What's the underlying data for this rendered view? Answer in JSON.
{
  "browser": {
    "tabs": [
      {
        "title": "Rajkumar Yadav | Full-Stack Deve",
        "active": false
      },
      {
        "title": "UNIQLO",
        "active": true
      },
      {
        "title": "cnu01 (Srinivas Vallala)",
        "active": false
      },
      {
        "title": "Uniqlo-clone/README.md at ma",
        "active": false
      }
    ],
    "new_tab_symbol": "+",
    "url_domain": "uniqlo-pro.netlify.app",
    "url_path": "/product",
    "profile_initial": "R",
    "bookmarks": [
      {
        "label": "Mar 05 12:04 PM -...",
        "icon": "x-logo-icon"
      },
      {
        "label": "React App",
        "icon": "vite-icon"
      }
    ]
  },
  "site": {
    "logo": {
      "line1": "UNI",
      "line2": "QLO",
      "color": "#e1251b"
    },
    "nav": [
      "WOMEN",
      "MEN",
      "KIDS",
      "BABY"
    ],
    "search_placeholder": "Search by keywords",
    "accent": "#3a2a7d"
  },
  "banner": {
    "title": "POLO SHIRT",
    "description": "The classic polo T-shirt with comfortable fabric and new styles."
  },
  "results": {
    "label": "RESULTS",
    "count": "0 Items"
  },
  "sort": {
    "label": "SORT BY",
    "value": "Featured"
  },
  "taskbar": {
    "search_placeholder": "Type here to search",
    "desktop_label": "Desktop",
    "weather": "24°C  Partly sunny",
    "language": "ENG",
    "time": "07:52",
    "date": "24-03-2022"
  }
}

☆ ☆ ☆ ☆ ☆ ☆ ☆

> **Challenge**: Transcribe each entry precisely, missing none.

> **Written response**:
What's the underlying data for this rendered view? Answer in JSON.
{
  "browser": {
    "tabs": [
      {
        "title": "Rajkumar Yadav | Full-Stack Deve",
        "active": false
      },
      {
        "title": "UNIQLO",
        "active": true
      },
      {
        "title": "cnu01 (Srinivas Vallala)",
        "active": false
      },
      {
        "title": "Uniqlo-clone/README.md at ma",
        "active": false
      }
    ],
    "new_tab_symbol": "+",
    "url_domain": "uniqlo-pro.netlify.app",
    "url_path": "/product",
    "profile_initial": "R",
    "bookmarks": [
      {
        "label": "Mar 05 12:04 PM -...",
        "icon": "x-logo-icon"
      },
      {
        "label": "React App",
        "icon": "vite-icon"
      }
    ]
  },
  "site": {
    "logo": {
      "line1": "UNI",
      "line2": "QLO",
      "color": "#e1251b"
    },
    "nav": [
      "WOMEN",
      "MEN",
      "KIDS",
      "BABY"
    ],
    "search_placeholder": "Search by keywords",
    "accent": "#3a2a7d"
  },
  "banner": {
    "title": "POLO SHIRT",
    "description": "The classic polo T-shirt with comfortable fabric and new styles."
  },
  "results": {
    "label": "RESULTS",
    "count": "0 Items"
  },
  "sort": {
    "label": "SORT BY",
    "value": "Featured"
  },
  "taskbar": {
    "search_placeholder": "Type here to search",
    "desktop_label": "Desktop",
    "weather": "24°C  Partly sunny",
    "language": "ENG",
    "time": "07:52",
    "date": "24-03-2022"
  }
}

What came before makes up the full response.